(Challenge)
Swap "x-tick-label" for "x-tick-text" wherever it occurs in the rows below and reproduce them with nothing else altered. Leave the pictures out of your answer.

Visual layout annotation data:
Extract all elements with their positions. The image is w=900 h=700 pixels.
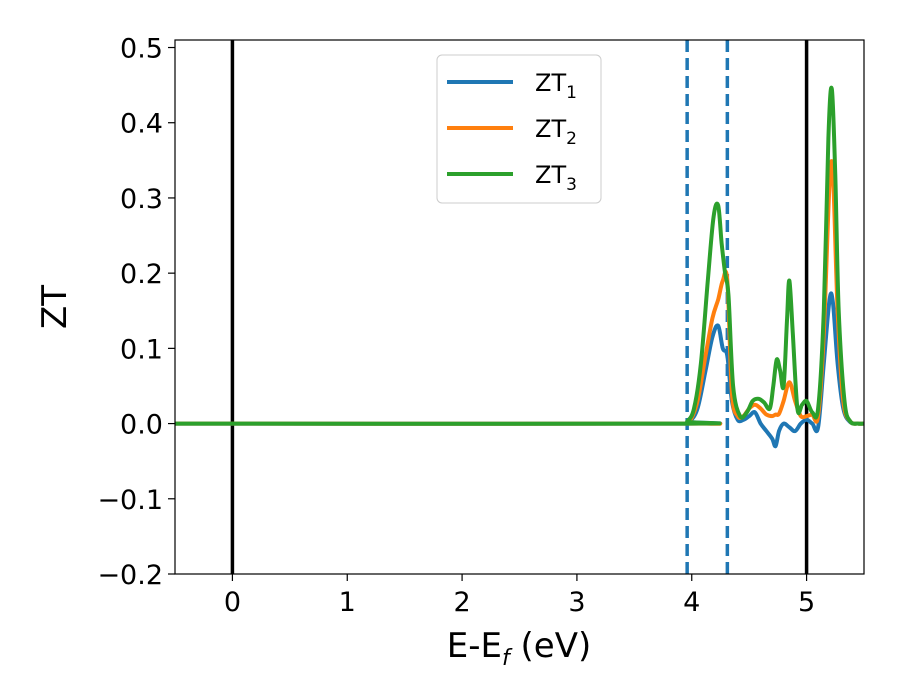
x-axis-title-main: E-E [447,626,502,666]
x-tick-label: 0 [224,587,241,618]
legend: ZT1 ZT2 ZT3 [436,54,602,204]
x-tick-label: 1 [339,587,356,618]
x-tick-label: 3 [568,587,585,618]
x-axis-title-unit: (eV) [510,626,592,666]
y-tick-label: −0.2 [97,560,163,591]
series-line-zt1 [175,291,864,449]
y-tick-label: 0.4 [120,109,163,140]
series-layer [175,85,864,449]
y-tick-label: 0.3 [120,184,163,215]
plot-border [174,39,865,575]
y-tick-label: 0.2 [120,259,163,290]
x-tick-label: 5 [798,587,815,618]
series-line-zt2 [175,159,864,426]
plot-frame [174,39,865,575]
x-tick-label: 2 [453,587,470,618]
y-tick-label: −0.1 [97,485,163,516]
series-line-zt3 [175,85,864,426]
y-tick-label: 0.1 [120,334,163,365]
legend-box [436,54,602,204]
x-axis: 0 1 2 3 4 5 [224,574,815,618]
legend-label-zt1: ZT1 [535,69,577,103]
x-axis-title-sub: f [502,646,513,671]
x-axis-title: E-Ef (eV) [447,626,592,671]
y-axis: −0.2 −0.1 0.0 0.1 0.2 0.3 0.4 0.5 [97,34,175,591]
x-tick-label: 4 [683,587,700,618]
legend-label-zt2: ZT2 [535,115,577,149]
y-tick-label: 0.5 [120,34,163,65]
y-axis-title: ZT [35,285,75,329]
legend-label-zt3: ZT3 [535,161,577,195]
reference-lines [230,40,809,574]
y-tick-label: 0.0 [120,410,163,441]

(Solution)
Extract all elements with their positions. The image is w=900 h=700 pixels.
x-axis-title-main: E-E [447,626,502,666]
x-tick-text: 0 [224,587,241,618]
legend: ZT1 ZT2 ZT3 [436,54,602,204]
x-tick-text: 1 [339,587,356,618]
x-tick-text: 3 [568,587,585,618]
x-axis-title-unit: (eV) [510,626,592,666]
y-tick-label: −0.2 [97,560,163,591]
series-line-zt1 [175,291,864,449]
y-tick-label: 0.4 [120,109,163,140]
series-layer [175,85,864,449]
y-tick-label: 0.3 [120,184,163,215]
plot-border [174,39,865,575]
y-tick-label: 0.2 [120,259,163,290]
x-tick-text: 5 [798,587,815,618]
series-line-zt2 [175,159,864,426]
plot-frame [174,39,865,575]
x-tick-text: 2 [453,587,470,618]
y-tick-label: −0.1 [97,485,163,516]
series-line-zt3 [175,85,864,426]
y-tick-label: 0.1 [120,334,163,365]
legend-box [436,54,602,204]
x-axis: 0 1 2 3 4 5 [224,574,815,618]
legend-label-zt1: ZT1 [535,69,577,103]
x-axis-title-sub: f [502,646,513,671]
x-axis-title: E-Ef (eV) [447,626,592,671]
y-axis: −0.2 −0.1 0.0 0.1 0.2 0.3 0.4 0.5 [97,34,175,591]
x-tick-text: 4 [683,587,700,618]
legend-label-zt2: ZT2 [535,115,577,149]
y-tick-label: 0.5 [120,34,163,65]
y-axis-title: ZT [35,285,75,329]
legend-label-zt3: ZT3 [535,161,577,195]
reference-lines [230,40,809,574]
y-tick-label: 0.0 [120,410,163,441]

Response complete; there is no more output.